#### [Requirements]
Put the lines below into a numbered list, leaving out any blank lines. Begin at the line that contains "x-tick-label: 3 <box>247 455 254 470</box>" and stop after the line that contains "x-axis-label: papr(dB) <box>315", including both.

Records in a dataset
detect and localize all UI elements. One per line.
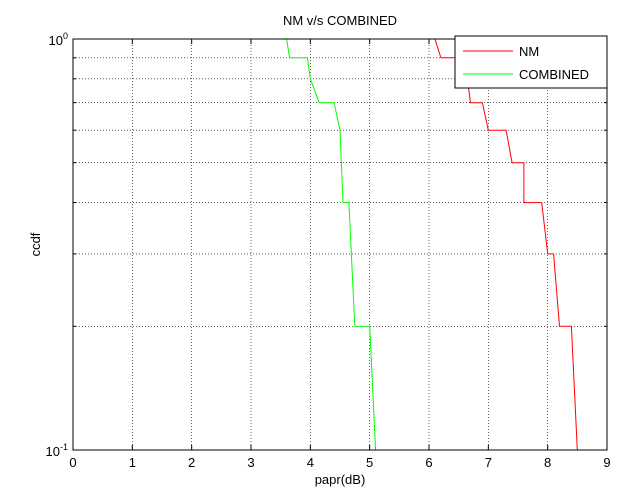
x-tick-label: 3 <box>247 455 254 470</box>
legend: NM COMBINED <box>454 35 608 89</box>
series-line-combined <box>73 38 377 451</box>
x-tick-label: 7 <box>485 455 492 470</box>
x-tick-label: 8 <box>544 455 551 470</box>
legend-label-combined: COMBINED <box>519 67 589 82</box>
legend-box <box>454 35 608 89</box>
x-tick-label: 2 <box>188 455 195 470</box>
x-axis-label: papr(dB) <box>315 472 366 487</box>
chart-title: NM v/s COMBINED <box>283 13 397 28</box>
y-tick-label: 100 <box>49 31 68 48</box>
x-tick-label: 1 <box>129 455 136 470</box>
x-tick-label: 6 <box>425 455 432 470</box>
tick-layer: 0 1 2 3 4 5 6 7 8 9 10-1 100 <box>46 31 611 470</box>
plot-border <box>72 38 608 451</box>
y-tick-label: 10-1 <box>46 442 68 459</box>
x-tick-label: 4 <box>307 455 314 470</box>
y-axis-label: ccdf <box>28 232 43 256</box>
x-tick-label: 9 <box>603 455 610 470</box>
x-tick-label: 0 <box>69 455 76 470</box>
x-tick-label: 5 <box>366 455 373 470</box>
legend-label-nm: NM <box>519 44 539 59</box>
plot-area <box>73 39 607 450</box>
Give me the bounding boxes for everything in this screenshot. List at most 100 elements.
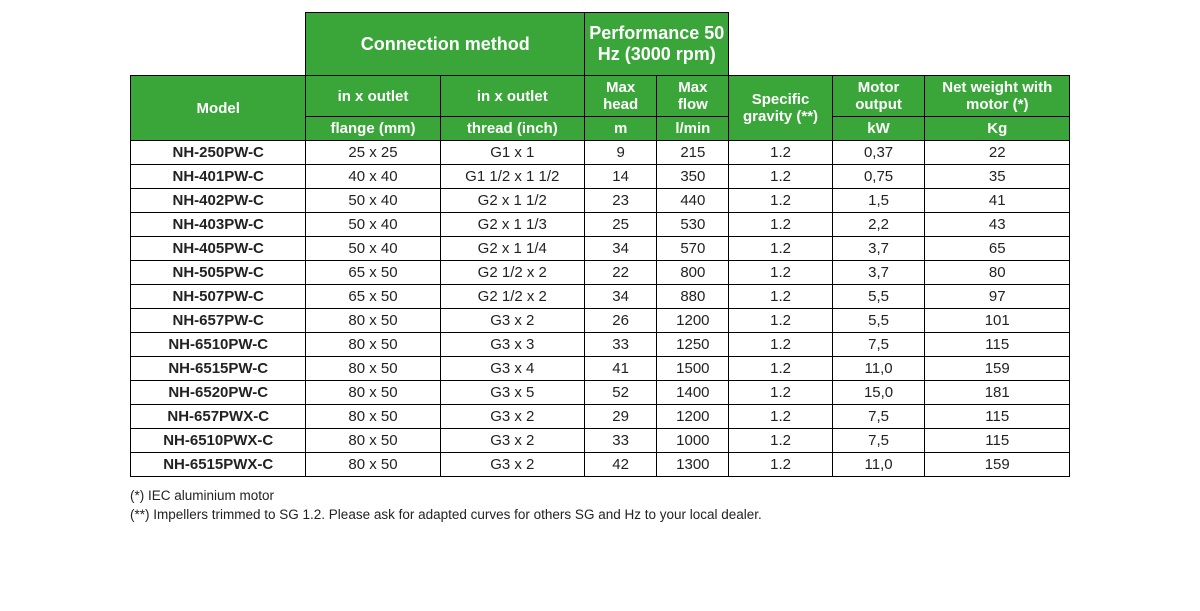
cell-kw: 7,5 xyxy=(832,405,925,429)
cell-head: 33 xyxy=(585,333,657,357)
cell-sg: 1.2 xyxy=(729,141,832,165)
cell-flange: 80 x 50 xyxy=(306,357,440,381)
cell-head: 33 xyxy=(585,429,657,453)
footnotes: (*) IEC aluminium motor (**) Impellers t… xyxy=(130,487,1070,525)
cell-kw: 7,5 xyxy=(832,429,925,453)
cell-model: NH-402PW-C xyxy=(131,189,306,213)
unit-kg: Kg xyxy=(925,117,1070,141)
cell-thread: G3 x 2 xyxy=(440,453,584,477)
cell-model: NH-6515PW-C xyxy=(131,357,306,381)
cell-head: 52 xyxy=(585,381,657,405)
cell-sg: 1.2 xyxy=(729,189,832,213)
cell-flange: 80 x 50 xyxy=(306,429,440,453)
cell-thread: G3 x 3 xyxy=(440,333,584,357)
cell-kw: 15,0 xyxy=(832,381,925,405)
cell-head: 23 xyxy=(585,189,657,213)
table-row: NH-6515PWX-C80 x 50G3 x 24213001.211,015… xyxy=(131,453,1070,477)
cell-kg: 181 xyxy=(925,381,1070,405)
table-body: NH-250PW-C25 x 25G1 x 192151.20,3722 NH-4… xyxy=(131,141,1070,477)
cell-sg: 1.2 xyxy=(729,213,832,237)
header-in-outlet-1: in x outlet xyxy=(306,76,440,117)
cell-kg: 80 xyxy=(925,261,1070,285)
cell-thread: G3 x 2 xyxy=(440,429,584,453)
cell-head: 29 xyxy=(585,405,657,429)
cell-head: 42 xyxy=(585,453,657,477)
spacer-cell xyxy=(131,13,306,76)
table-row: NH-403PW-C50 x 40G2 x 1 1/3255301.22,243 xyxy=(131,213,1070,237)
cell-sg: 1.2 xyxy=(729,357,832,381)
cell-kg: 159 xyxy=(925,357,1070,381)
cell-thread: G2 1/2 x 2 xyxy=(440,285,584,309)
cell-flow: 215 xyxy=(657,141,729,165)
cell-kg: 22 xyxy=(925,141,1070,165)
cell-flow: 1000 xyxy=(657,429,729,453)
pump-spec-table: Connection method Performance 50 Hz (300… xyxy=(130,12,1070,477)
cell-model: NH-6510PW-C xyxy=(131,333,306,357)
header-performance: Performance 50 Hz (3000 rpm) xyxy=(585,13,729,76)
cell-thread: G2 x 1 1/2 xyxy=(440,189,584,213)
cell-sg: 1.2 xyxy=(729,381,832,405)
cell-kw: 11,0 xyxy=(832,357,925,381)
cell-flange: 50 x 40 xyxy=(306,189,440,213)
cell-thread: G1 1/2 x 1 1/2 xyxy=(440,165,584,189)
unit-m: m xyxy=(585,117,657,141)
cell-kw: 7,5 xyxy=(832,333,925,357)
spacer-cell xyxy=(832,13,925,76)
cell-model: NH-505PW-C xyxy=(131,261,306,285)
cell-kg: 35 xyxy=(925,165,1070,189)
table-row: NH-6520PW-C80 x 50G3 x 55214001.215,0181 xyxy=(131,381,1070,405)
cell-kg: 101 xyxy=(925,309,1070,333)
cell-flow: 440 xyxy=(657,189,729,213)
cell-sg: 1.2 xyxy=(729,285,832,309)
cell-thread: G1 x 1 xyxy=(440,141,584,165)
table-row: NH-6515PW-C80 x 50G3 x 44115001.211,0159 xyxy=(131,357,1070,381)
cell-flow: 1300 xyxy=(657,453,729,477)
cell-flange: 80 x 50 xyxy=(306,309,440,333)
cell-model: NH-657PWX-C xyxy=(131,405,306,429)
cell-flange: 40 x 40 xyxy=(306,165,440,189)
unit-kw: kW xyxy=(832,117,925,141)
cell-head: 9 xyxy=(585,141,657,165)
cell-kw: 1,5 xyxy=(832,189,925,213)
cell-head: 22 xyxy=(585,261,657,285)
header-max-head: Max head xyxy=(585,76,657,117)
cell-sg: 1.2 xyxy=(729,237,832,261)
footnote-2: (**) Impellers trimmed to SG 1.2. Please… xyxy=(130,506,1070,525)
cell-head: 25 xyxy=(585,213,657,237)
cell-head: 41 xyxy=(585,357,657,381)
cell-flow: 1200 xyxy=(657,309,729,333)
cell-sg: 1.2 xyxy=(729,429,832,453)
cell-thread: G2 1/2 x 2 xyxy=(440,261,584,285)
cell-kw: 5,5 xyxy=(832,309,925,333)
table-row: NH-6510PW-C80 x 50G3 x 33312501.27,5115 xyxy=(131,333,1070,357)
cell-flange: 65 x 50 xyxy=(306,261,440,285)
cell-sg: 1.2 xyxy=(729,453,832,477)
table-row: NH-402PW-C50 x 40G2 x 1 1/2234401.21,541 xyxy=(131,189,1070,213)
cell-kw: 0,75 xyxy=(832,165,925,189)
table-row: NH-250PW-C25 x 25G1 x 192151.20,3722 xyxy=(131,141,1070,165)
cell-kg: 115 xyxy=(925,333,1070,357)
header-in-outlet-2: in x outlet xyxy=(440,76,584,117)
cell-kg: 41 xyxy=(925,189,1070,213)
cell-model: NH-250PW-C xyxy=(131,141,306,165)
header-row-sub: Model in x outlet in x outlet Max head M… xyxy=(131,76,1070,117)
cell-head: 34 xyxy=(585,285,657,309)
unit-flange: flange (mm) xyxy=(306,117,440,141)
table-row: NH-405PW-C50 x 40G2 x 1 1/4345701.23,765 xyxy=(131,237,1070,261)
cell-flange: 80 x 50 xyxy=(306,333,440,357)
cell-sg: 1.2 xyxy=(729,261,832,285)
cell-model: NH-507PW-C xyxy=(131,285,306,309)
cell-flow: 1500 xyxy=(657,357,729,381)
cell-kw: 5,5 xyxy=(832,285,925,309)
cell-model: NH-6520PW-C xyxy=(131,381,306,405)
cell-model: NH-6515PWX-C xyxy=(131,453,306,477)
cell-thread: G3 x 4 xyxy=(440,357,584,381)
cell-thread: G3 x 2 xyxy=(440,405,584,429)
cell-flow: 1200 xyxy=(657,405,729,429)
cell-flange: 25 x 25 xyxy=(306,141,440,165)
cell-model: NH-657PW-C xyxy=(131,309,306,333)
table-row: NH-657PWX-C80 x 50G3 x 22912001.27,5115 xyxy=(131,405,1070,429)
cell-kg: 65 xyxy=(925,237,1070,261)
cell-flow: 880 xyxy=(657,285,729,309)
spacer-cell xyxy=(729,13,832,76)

#### [Response below]
1. x-tick-label: 3 <box>247 455 254 470</box>
2. legend: NM COMBINED <box>454 35 608 89</box>
3. series-line-combined <box>73 38 377 451</box>
4. x-tick-label: 7 <box>485 455 492 470</box>
5. x-tick-label: 8 <box>544 455 551 470</box>
6. legend-label-combined: COMBINED <box>519 67 589 82</box>
7. legend-box <box>454 35 608 89</box>
8. x-tick-label: 2 <box>188 455 195 470</box>
9. x-axis-label: papr(dB) <box>315 472 366 487</box>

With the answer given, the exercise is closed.